## Instructions for the task
Will you output the entries below exactly, skipping every image they contain?

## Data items
* * * * *

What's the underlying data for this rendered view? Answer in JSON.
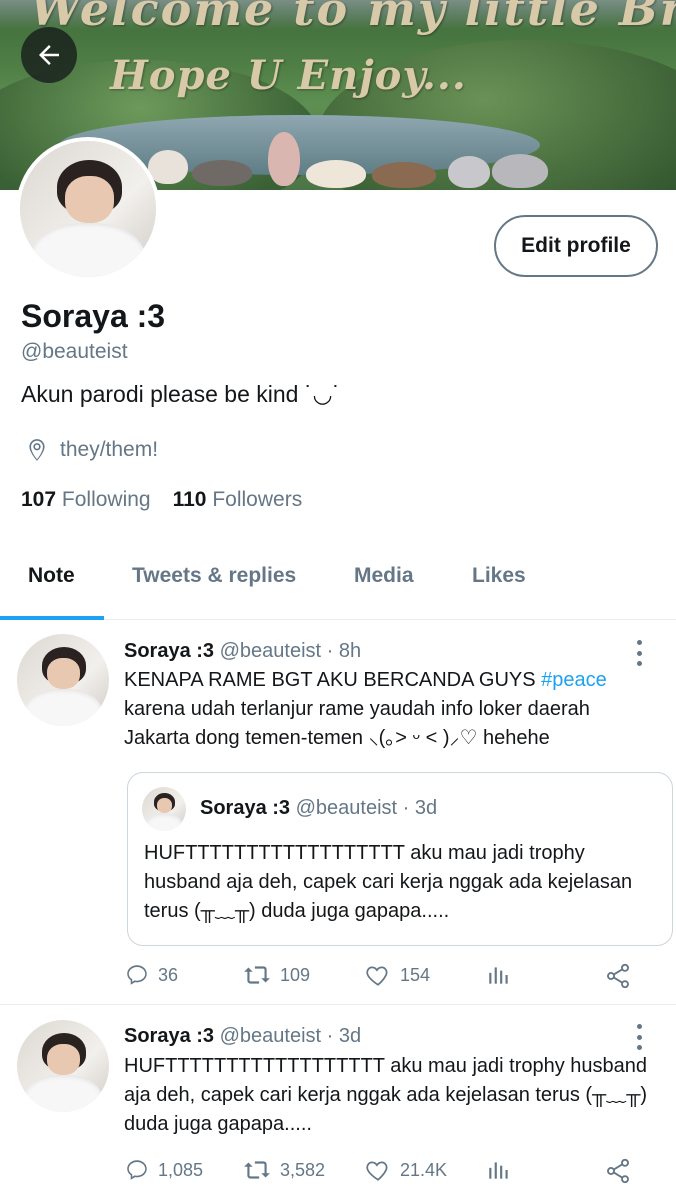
{
  "banner": {
    "line1": "Welcome to my little Brain...",
    "line2": "Hope U Enjoy..."
  },
  "nav": {
    "back_icon": "arrow-left-icon"
  },
  "profile": {
    "display_name": "Soraya :3",
    "handle": "@beauteist",
    "bio": "Akun parodi please be kind ˙◡˙",
    "location": "they/them!",
    "following_count": "107",
    "following_label": "Following",
    "followers_count": "110",
    "followers_label": "Followers",
    "edit_button": "Edit profile"
  },
  "tabs": [
    {
      "label": "Note",
      "active": true
    },
    {
      "label": "Tweets & replies",
      "active": false
    },
    {
      "label": "Media",
      "active": false
    },
    {
      "label": "Likes",
      "active": false
    }
  ],
  "tweets": [
    {
      "name": "Soraya :3",
      "handle": "@beauteist",
      "time": "· 8h",
      "text_main": "KENAPA RAME BGT AKU BERCANDA GUYS ",
      "hashtag": "#peace",
      "text_rest": "karena udah terlanjur rame yaudah info loker daerah Jakarta dong temen-temen ⸜(｡˃ ᵕ ˂ )⸝♡ hehehe",
      "quote": {
        "name": "Soraya :3",
        "handle": "@beauteist",
        "time": "· 3d",
        "text": "HUFTTTTTTTTTTTTTTTTTT aku mau jadi trophy husband aja deh, capek cari kerja nggak ada kejelasan terus (╥﹏╥) duda juga gapapa....."
      },
      "replies": "36",
      "retweets": "109",
      "likes": "154"
    },
    {
      "name": "Soraya :3",
      "handle": "@beauteist",
      "time": "· 3d",
      "text": "HUFTTTTTTTTTTTTTTTTTT aku mau jadi trophy husband aja deh, capek cari kerja nggak ada kejelasan terus (╥﹏╥) duda juga gapapa.....",
      "replies": "1,085",
      "retweets": "3,582",
      "likes": "21.4K"
    }
  ],
  "colors": {
    "accent": "#1da1f2",
    "text": "#14171a",
    "muted": "#657786",
    "border": "#e6ecf0"
  }
}
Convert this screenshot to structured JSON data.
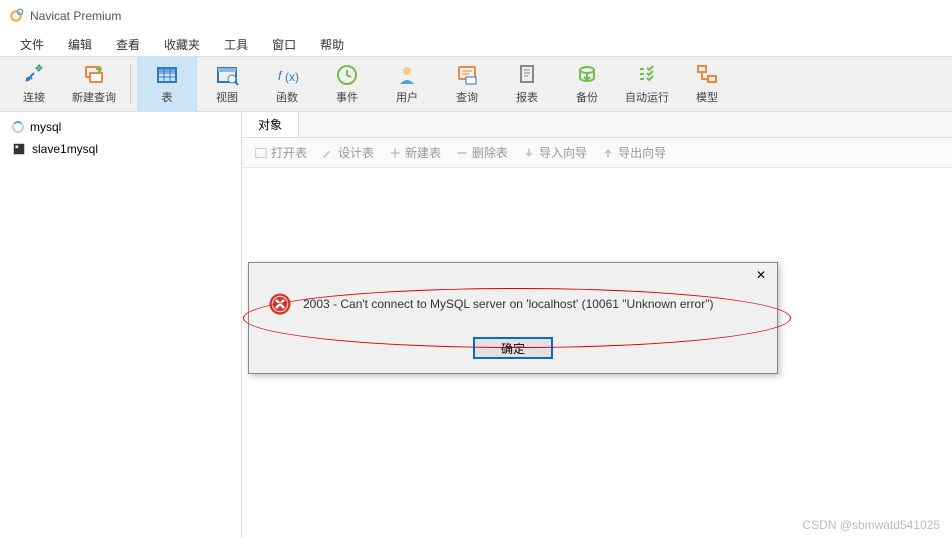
{
  "window": {
    "title": "Navicat Premium"
  },
  "menu": {
    "items": [
      "文件",
      "编辑",
      "查看",
      "收藏夹",
      "工具",
      "窗口",
      "帮助"
    ]
  },
  "toolbar": {
    "connect": "连接",
    "newquery": "新建查询",
    "table": "表",
    "view": "视图",
    "function": "函数",
    "event": "事件",
    "user": "用户",
    "query": "查询",
    "report": "报表",
    "backup": "备份",
    "automation": "自动运行",
    "model": "模型"
  },
  "sidebar": {
    "connections": [
      {
        "name": "mysql",
        "loading": true
      },
      {
        "name": "slave1mysql",
        "loading": false
      }
    ]
  },
  "content": {
    "tab": "对象",
    "subtoolbar": [
      "打开表",
      "设计表",
      "新建表",
      "删除表",
      "导入向导",
      "导出向导"
    ]
  },
  "dialog": {
    "message": "2003 - Can't connect to MySQL server on 'localhost' (10061 \"Unknown error\")",
    "ok": "确定"
  },
  "watermark": "CSDN @sbmwatd541025"
}
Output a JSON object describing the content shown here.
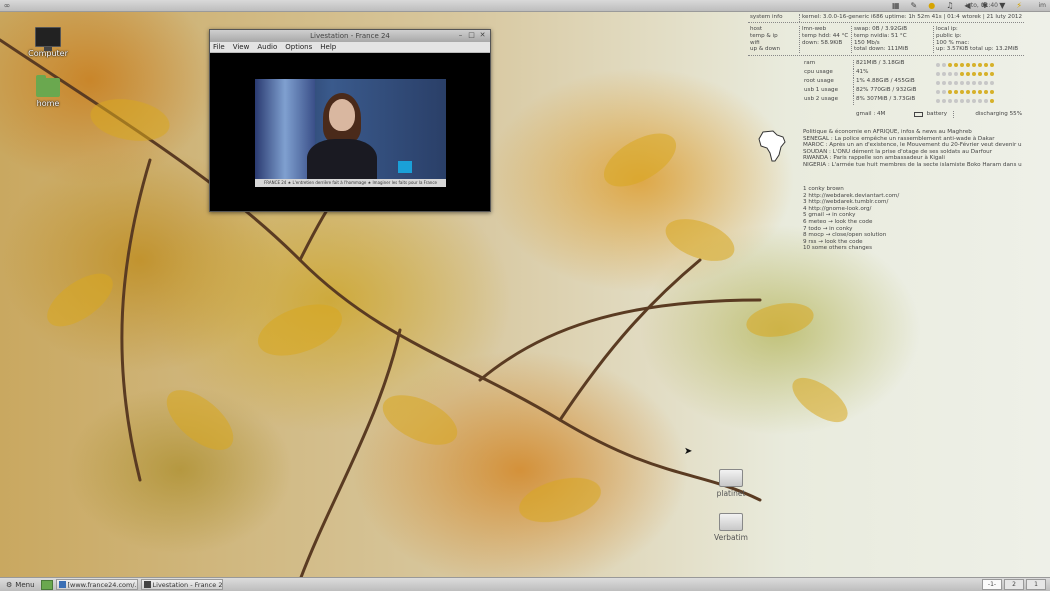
{
  "top_panel": {
    "clock": "wto, 01:40",
    "user": "im",
    "tray_icons": [
      "cpu-icon",
      "notes-icon",
      "weather-icon",
      "music-icon",
      "volume-icon",
      "bluetooth-icon",
      "wifi-icon",
      "power-icon"
    ]
  },
  "desktop_icons": [
    {
      "label": "Computer"
    },
    {
      "label": "home"
    },
    {
      "label": "platinet"
    },
    {
      "label": "Verbatim"
    }
  ],
  "video_window": {
    "title": "Livestation - France 24",
    "menu": [
      "File",
      "View",
      "Audio",
      "Options",
      "Help"
    ],
    "ticker": "FRANCE 24 ★ L'entretien derrière fait à l'hommage ★ Imaginer les faits pour la France"
  },
  "conky": {
    "header": {
      "system_info": "system info",
      "kernel": "kernel: 3.0.0-16-generic i686  uptime: 1h 52m 41s | 01:40",
      "date": "wtorek | 21 luty 2012"
    },
    "col1": [
      "host",
      "temp & ip",
      "wifi",
      "up & down"
    ],
    "col2": [
      "lmn-web",
      "temp hdd: 44 °C",
      "",
      "down: 58.9KiB"
    ],
    "col3": [
      "swap: 0B  / 3.92GiB",
      "temp nvidia: 51 °C",
      "150 Mb/s",
      "total down: 111MiB"
    ],
    "col4": [
      "local ip:",
      "public ip:",
      "100 %   mac:",
      "up: 3.57KiB    total up: 13.2MiB"
    ],
    "resources": [
      {
        "label": "ram",
        "value": "821MiB / 3.18GiB",
        "on": 8
      },
      {
        "label": "cpu usage",
        "value": "41%",
        "on": 6
      },
      {
        "label": "root usage",
        "value": "1%  4.88GiB / 455GiB",
        "on": 0
      },
      {
        "label": "usb 1 usage",
        "value": "82%  770GiB / 932GiB",
        "on": 8
      },
      {
        "label": "usb 2 usage",
        "value": "8%  307MiB / 3.73GiB",
        "on": 1
      }
    ],
    "gmail": "gmail : 4M",
    "battery_label": "battery",
    "battery_status": "discharging 55%"
  },
  "news": {
    "headline": "Politique & économie en AFRIQUE, infos & news au Maghreb",
    "items": [
      "SENEGAL : La police empêche un rassemblement anti-wade à Dakar",
      "MAROC : Après un an d'existence, le Mouvement du 20-Février veut devenir u",
      "SOUDAN : L'ONU dément la prise d'otage de ses soldats au Darfour",
      "RWANDA : Paris rappelle son ambassadeur à Kigali",
      "NIGERIA : L'armée tue huit membres de la secte islamiste Boko Haram dans u"
    ]
  },
  "links": [
    "1 conky brown",
    "2 http://webdarek.deviantart.com/",
    "3 http://webdarek.tumblr.com/",
    "4 http://gnome-look.org/",
    "5 gmail → in conky",
    "6 meteo → look the code",
    "7 todo → in conky",
    "8 mocp → close/open solution",
    "9 rss → look the code",
    "10 some others changes"
  ],
  "bottom_panel": {
    "menu_label": "Menu",
    "tasks": [
      {
        "label": "[www.france24.com/..."
      },
      {
        "label": "Livestation - France 24"
      }
    ],
    "workspaces": [
      "-1-",
      "2",
      "1"
    ]
  }
}
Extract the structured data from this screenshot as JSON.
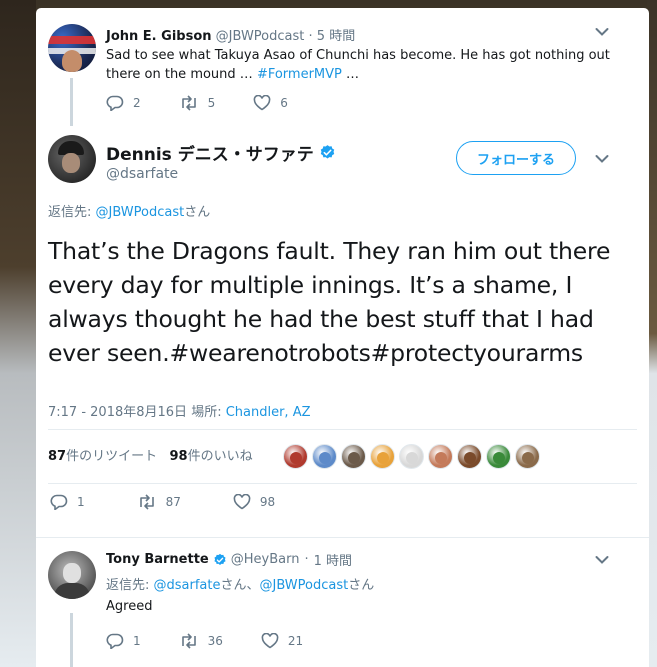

* * * * *

## Result below
What's the underlying data for this rendered view? Answer in JSON.
{
  "banner": {
    "line1": "Welcome to my little Brain...",
    "line2": "Hope U Enjoy..."
  },
  "nav": {
    "back_icon": "arrow-left-icon"
  },
  "profile": {
    "display_name": "Soraya :3",
    "handle": "@beauteist",
    "bio": "Akun parodi please be kind ˙◡˙",
    "location": "they/them!",
    "following_count": "107",
    "following_label": "Following",
    "followers_count": "110",
    "followers_label": "Followers",
    "edit_button": "Edit profile"
  },
  "tabs": [
    {
      "label": "Note",
      "active": true
    },
    {
      "label": "Tweets & replies",
      "active": false
    },
    {
      "label": "Media",
      "active": false
    },
    {
      "label": "Likes",
      "active": false
    }
  ],
  "tweets": [
    {
      "name": "Soraya :3",
      "handle": "@beauteist",
      "time": "· 8h",
      "text_main": "KENAPA RAME BGT AKU BERCANDA GUYS ",
      "hashtag": "#peace",
      "text_rest": "karena udah terlanjur rame yaudah info loker daerah Jakarta dong temen-temen ⸜(｡˃ ᵕ ˂ )⸝♡ hehehe",
      "quote": {
        "name": "Soraya :3",
        "handle": "@beauteist",
        "time": "· 3d",
        "text": "HUFTTTTTTTTTTTTTTTTTT aku mau jadi trophy husband aja deh, capek cari kerja nggak ada kejelasan terus (╥﹏╥) duda juga gapapa....."
      },
      "replies": "36",
      "retweets": "109",
      "likes": "154"
    },
    {
      "name": "Soraya :3",
      "handle": "@beauteist",
      "time": "· 3d",
      "text": "HUFTTTTTTTTTTTTTTTTTT aku mau jadi trophy husband aja deh, capek cari kerja nggak ada kejelasan terus (╥﹏╥) duda juga gapapa.....",
      "replies": "1,085",
      "retweets": "3,582",
      "likes": "21.4K"
    }
  ],
  "colors": {
    "accent": "#1da1f2",
    "text": "#14171a",
    "muted": "#657786",
    "border": "#e6ecf0"
  }
}
Convert this screenshot to structured JSON data.
{
  "window": {
    "title": "Navicat Premium"
  },
  "menu": {
    "items": [
      "文件",
      "编辑",
      "查看",
      "收藏夹",
      "工具",
      "窗口",
      "帮助"
    ]
  },
  "toolbar": {
    "connect": "连接",
    "newquery": "新建查询",
    "table": "表",
    "view": "视图",
    "function": "函数",
    "event": "事件",
    "user": "用户",
    "query": "查询",
    "report": "报表",
    "backup": "备份",
    "automation": "自动运行",
    "model": "模型"
  },
  "sidebar": {
    "connections": [
      {
        "name": "mysql",
        "loading": true
      },
      {
        "name": "slave1mysql",
        "loading": false
      }
    ]
  },
  "content": {
    "tab": "对象",
    "subtoolbar": [
      "打开表",
      "设计表",
      "新建表",
      "删除表",
      "导入向导",
      "导出向导"
    ]
  },
  "dialog": {
    "message": "2003 - Can't connect to MySQL server on 'localhost' (10061 \"Unknown error\")",
    "ok": "确定"
  },
  "watermark": "CSDN @sbmwatd541025"
}
Output a JSON object describing the content shown here.
{
  "top_panel": {
    "clock": "wto, 01:40",
    "user": "im",
    "tray_icons": [
      "cpu-icon",
      "notes-icon",
      "weather-icon",
      "music-icon",
      "volume-icon",
      "bluetooth-icon",
      "wifi-icon",
      "power-icon"
    ]
  },
  "desktop_icons": [
    {
      "label": "Computer"
    },
    {
      "label": "home"
    },
    {
      "label": "platinet"
    },
    {
      "label": "Verbatim"
    }
  ],
  "video_window": {
    "title": "Livestation - France 24",
    "menu": [
      "File",
      "View",
      "Audio",
      "Options",
      "Help"
    ],
    "ticker": "FRANCE 24 ★ L'entretien derrière fait à l'hommage ★ Imaginer les faits pour la France"
  },
  "conky": {
    "header": {
      "system_info": "system info",
      "kernel": "kernel: 3.0.0-16-generic i686  uptime: 1h 52m 41s | 01:40",
      "date": "wtorek | 21 luty 2012"
    },
    "col1": [
      "host",
      "temp & ip",
      "wifi",
      "up & down"
    ],
    "col2": [
      "lmn-web",
      "temp hdd: 44 °C",
      "",
      "down: 58.9KiB"
    ],
    "col3": [
      "swap: 0B  / 3.92GiB",
      "temp nvidia: 51 °C",
      "150 Mb/s",
      "total down: 111MiB"
    ],
    "col4": [
      "local ip:",
      "public ip:",
      "100 %   mac:",
      "up: 3.57KiB    total up: 13.2MiB"
    ],
    "resources": [
      {
        "label": "ram",
        "value": "821MiB / 3.18GiB",
        "on": 8
      },
      {
        "label": "cpu usage",
        "value": "41%",
        "on": 6
      },
      {
        "label": "root usage",
        "value": "1%  4.88GiB / 455GiB",
        "on": 0
      },
      {
        "label": "usb 1 usage",
        "value": "82%  770GiB / 932GiB",
        "on": 8
      },
      {
        "label": "usb 2 usage",
        "value": "8%  307MiB / 3.73GiB",
        "on": 1
      }
    ],
    "gmail": "gmail : 4M",
    "battery_label": "battery",
    "battery_status": "discharging 55%"
  },
  "news": {
    "headline": "Politique & économie en AFRIQUE, infos & news au Maghreb",
    "items": [
      "SENEGAL : La police empêche un rassemblement anti-wade à Dakar",
      "MAROC : Après un an d'existence, le Mouvement du 20-Février veut devenir u",
      "SOUDAN : L'ONU dément la prise d'otage de ses soldats au Darfour",
      "RWANDA : Paris rappelle son ambassadeur à Kigali",
      "NIGERIA : L'armée tue huit membres de la secte islamiste Boko Haram dans u"
    ]
  },
  "links": [
    "1 conky brown",
    "2 http://webdarek.deviantart.com/",
    "3 http://webdarek.tumblr.com/",
    "4 http://gnome-look.org/",
    "5 gmail → in conky",
    "6 meteo → look the code",
    "7 todo → in conky",
    "8 mocp → close/open solution",
    "9 rss → look the code",
    "10 some others changes"
  ],
  "bottom_panel": {
    "menu_label": "Menu",
    "tasks": [
      {
        "label": "[www.france24.com/..."
      },
      {
        "label": "Livestation - France 24"
      }
    ],
    "workspaces": [
      "-1-",
      "2",
      "1"
    ]
  }
}
Extract the structured data from this screenshot as JSON.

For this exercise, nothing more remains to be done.